■ EXERCISE AIM ■
Would you restate all the data that follows, word for word?

■ DATASET RECORDS ■

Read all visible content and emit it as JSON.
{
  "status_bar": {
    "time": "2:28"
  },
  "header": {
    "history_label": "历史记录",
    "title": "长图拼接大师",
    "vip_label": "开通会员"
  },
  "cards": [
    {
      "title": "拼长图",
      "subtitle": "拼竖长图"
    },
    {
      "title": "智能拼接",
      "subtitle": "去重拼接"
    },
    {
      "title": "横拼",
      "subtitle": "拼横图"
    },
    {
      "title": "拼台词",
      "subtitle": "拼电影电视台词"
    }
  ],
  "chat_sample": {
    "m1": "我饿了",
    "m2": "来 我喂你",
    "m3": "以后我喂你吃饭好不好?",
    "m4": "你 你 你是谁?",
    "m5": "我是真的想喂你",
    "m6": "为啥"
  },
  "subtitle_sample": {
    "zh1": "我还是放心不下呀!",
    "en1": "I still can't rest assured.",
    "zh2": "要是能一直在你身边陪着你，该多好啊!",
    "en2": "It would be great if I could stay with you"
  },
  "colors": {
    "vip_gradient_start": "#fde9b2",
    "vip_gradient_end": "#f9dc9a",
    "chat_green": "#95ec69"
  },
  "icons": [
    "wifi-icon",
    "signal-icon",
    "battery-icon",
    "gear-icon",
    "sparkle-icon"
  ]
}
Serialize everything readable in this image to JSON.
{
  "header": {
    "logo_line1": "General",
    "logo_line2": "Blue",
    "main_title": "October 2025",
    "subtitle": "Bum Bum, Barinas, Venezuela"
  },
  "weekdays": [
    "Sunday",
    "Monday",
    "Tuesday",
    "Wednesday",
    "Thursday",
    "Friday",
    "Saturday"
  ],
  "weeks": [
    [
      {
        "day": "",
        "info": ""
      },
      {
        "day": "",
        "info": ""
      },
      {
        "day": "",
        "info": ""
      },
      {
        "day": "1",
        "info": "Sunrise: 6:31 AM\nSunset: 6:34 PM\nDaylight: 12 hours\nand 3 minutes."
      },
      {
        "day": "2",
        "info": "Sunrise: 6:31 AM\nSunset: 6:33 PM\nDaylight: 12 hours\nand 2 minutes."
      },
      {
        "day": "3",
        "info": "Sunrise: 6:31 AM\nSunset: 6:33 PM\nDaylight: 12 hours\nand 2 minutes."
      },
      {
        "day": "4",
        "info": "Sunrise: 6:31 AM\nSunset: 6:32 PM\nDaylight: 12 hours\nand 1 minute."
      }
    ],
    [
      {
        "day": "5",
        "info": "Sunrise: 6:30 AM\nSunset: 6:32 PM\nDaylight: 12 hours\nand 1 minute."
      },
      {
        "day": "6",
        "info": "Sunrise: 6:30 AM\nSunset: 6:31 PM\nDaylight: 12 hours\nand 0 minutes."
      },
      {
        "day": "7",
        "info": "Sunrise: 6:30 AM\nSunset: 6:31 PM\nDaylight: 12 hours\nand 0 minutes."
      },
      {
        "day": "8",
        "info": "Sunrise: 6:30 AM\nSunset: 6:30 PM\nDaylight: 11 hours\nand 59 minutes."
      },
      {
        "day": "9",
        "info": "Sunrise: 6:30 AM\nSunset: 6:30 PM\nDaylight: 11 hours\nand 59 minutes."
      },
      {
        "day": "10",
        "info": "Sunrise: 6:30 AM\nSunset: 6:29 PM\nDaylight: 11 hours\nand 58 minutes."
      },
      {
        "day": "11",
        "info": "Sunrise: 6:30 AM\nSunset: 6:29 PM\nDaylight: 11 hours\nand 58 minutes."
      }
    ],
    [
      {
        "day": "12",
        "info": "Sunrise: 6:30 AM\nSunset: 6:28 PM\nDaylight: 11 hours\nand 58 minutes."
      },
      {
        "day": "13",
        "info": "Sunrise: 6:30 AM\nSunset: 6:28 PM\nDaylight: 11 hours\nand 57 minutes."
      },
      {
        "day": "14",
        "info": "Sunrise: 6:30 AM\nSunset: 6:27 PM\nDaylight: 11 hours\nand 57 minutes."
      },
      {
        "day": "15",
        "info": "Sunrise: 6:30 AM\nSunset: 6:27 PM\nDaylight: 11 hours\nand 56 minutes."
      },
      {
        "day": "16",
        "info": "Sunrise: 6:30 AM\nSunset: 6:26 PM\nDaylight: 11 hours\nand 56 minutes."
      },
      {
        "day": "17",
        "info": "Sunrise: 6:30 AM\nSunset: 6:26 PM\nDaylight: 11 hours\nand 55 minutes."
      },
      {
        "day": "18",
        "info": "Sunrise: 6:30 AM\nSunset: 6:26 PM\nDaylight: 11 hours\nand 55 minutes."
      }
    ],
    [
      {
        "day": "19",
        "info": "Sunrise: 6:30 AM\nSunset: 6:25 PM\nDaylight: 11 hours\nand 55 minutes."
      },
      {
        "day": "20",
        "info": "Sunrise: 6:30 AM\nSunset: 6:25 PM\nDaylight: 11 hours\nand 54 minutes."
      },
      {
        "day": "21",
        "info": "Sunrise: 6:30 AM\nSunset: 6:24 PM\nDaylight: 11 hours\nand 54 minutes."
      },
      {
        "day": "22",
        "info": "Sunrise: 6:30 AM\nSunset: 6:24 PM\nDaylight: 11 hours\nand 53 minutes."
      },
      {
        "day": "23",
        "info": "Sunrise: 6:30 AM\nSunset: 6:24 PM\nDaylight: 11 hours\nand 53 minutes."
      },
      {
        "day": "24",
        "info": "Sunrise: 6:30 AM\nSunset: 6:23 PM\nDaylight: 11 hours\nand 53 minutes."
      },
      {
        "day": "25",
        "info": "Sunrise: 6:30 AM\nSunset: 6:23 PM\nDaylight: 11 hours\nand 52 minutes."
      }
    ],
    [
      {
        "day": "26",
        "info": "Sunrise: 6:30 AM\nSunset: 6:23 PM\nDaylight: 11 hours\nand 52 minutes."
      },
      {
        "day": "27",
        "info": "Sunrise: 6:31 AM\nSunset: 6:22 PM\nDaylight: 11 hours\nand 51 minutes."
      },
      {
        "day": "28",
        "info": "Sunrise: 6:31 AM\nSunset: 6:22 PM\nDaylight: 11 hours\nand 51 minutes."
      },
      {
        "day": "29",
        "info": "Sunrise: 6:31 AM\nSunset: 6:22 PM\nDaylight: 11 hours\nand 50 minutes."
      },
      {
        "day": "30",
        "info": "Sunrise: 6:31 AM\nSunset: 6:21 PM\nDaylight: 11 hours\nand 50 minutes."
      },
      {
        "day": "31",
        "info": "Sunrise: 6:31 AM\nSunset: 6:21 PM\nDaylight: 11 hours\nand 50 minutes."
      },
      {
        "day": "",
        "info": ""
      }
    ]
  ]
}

■ TASK OUTPUT ■
Read all visible content and emit it as JSON.
{
  "status_bar": {
    "time": "2:28"
  },
  "header": {
    "history_label": "历史记录",
    "title": "长图拼接大师",
    "vip_label": "开通会员"
  },
  "cards": [
    {
      "title": "拼长图",
      "subtitle": "拼竖长图"
    },
    {
      "title": "智能拼接",
      "subtitle": "去重拼接"
    },
    {
      "title": "横拼",
      "subtitle": "拼横图"
    },
    {
      "title": "拼台词",
      "subtitle": "拼电影电视台词"
    }
  ],
  "chat_sample": {
    "m1": "我饿了",
    "m2": "来 我喂你",
    "m3": "以后我喂你吃饭好不好?",
    "m4": "你 你 你是谁?",
    "m5": "我是真的想喂你",
    "m6": "为啥"
  },
  "subtitle_sample": {
    "zh1": "我还是放心不下呀!",
    "en1": "I still can't rest assured.",
    "zh2": "要是能一直在你身边陪着你，该多好啊!",
    "en2": "It would be great if I could stay with you"
  },
  "colors": {
    "vip_gradient_start": "#fde9b2",
    "vip_gradient_end": "#f9dc9a",
    "chat_green": "#95ec69"
  },
  "icons": [
    "wifi-icon",
    "signal-icon",
    "battery-icon",
    "gear-icon",
    "sparkle-icon"
  ]
}
Serialize everything readable in this image to JSON.
{
  "header": {
    "logo_line1": "General",
    "logo_line2": "Blue",
    "main_title": "October 2025",
    "subtitle": "Bum Bum, Barinas, Venezuela"
  },
  "weekdays": [
    "Sunday",
    "Monday",
    "Tuesday",
    "Wednesday",
    "Thursday",
    "Friday",
    "Saturday"
  ],
  "weeks": [
    [
      {
        "day": "",
        "info": ""
      },
      {
        "day": "",
        "info": ""
      },
      {
        "day": "",
        "info": ""
      },
      {
        "day": "1",
        "info": "Sunrise: 6:31 AM\nSunset: 6:34 PM\nDaylight: 12 hours\nand 3 minutes."
      },
      {
        "day": "2",
        "info": "Sunrise: 6:31 AM\nSunset: 6:33 PM\nDaylight: 12 hours\nand 2 minutes."
      },
      {
        "day": "3",
        "info": "Sunrise: 6:31 AM\nSunset: 6:33 PM\nDaylight: 12 hours\nand 2 minutes."
      },
      {
        "day": "4",
        "info": "Sunrise: 6:31 AM\nSunset: 6:32 PM\nDaylight: 12 hours\nand 1 minute."
      }
    ],
    [
      {
        "day": "5",
        "info": "Sunrise: 6:30 AM\nSunset: 6:32 PM\nDaylight: 12 hours\nand 1 minute."
      },
      {
        "day": "6",
        "info": "Sunrise: 6:30 AM\nSunset: 6:31 PM\nDaylight: 12 hours\nand 0 minutes."
      },
      {
        "day": "7",
        "info": "Sunrise: 6:30 AM\nSunset: 6:31 PM\nDaylight: 12 hours\nand 0 minutes."
      },
      {
        "day": "8",
        "info": "Sunrise: 6:30 AM\nSunset: 6:30 PM\nDaylight: 11 hours\nand 59 minutes."
      },
      {
        "day": "9",
        "info": "Sunrise: 6:30 AM\nSunset: 6:30 PM\nDaylight: 11 hours\nand 59 minutes."
      },
      {
        "day": "10",
        "info": "Sunrise: 6:30 AM\nSunset: 6:29 PM\nDaylight: 11 hours\nand 58 minutes."
      },
      {
        "day": "11",
        "info": "Sunrise: 6:30 AM\nSunset: 6:29 PM\nDaylight: 11 hours\nand 58 minutes."
      }
    ],
    [
      {
        "day": "12",
        "info": "Sunrise: 6:30 AM\nSunset: 6:28 PM\nDaylight: 11 hours\nand 58 minutes."
      },
      {
        "day": "13",
        "info": "Sunrise: 6:30 AM\nSunset: 6:28 PM\nDaylight: 11 hours\nand 57 minutes."
      },
      {
        "day": "14",
        "info": "Sunrise: 6:30 AM\nSunset: 6:27 PM\nDaylight: 11 hours\nand 57 minutes."
      },
      {
        "day": "15",
        "info": "Sunrise: 6:30 AM\nSunset: 6:27 PM\nDaylight: 11 hours\nand 56 minutes."
      },
      {
        "day": "16",
        "info": "Sunrise: 6:30 AM\nSunset: 6:26 PM\nDaylight: 11 hours\nand 56 minutes."
      },
      {
        "day": "17",
        "info": "Sunrise: 6:30 AM\nSunset: 6:26 PM\nDaylight: 11 hours\nand 55 minutes."
      },
      {
        "day": "18",
        "info": "Sunrise: 6:30 AM\nSunset: 6:26 PM\nDaylight: 11 hours\nand 55 minutes."
      }
    ],
    [
      {
        "day": "19",
        "info": "Sunrise: 6:30 AM\nSunset: 6:25 PM\nDaylight: 11 hours\nand 55 minutes."
      },
      {
        "day": "20",
        "info": "Sunrise: 6:30 AM\nSunset: 6:25 PM\nDaylight: 11 hours\nand 54 minutes."
      },
      {
        "day": "21",
        "info": "Sunrise: 6:30 AM\nSunset: 6:24 PM\nDaylight: 11 hours\nand 54 minutes."
      },
      {
        "day": "22",
        "info": "Sunrise: 6:30 AM\nSunset: 6:24 PM\nDaylight: 11 hours\nand 53 minutes."
      },
      {
        "day": "23",
        "info": "Sunrise: 6:30 AM\nSunset: 6:24 PM\nDaylight: 11 hours\nand 53 minutes."
      },
      {
        "day": "24",
        "info": "Sunrise: 6:30 AM\nSunset: 6:23 PM\nDaylight: 11 hours\nand 53 minutes."
      },
      {
        "day": "25",
        "info": "Sunrise: 6:30 AM\nSunset: 6:23 PM\nDaylight: 11 hours\nand 52 minutes."
      }
    ],
    [
      {
        "day": "26",
        "info": "Sunrise: 6:30 AM\nSunset: 6:23 PM\nDaylight: 11 hours\nand 52 minutes."
      },
      {
        "day": "27",
        "info": "Sunrise: 6:31 AM\nSunset: 6:22 PM\nDaylight: 11 hours\nand 51 minutes."
      },
      {
        "day": "28",
        "info": "Sunrise: 6:31 AM\nSunset: 6:22 PM\nDaylight: 11 hours\nand 51 minutes."
      },
      {
        "day": "29",
        "info": "Sunrise: 6:31 AM\nSunset: 6:22 PM\nDaylight: 11 hours\nand 50 minutes."
      },
      {
        "day": "30",
        "info": "Sunrise: 6:31 AM\nSunset: 6:21 PM\nDaylight: 11 hours\nand 50 minutes."
      },
      {
        "day": "31",
        "info": "Sunrise: 6:31 AM\nSunset: 6:21 PM\nDaylight: 11 hours\nand 50 minutes."
      },
      {
        "day": "",
        "info": ""
      }
    ]
  ]
}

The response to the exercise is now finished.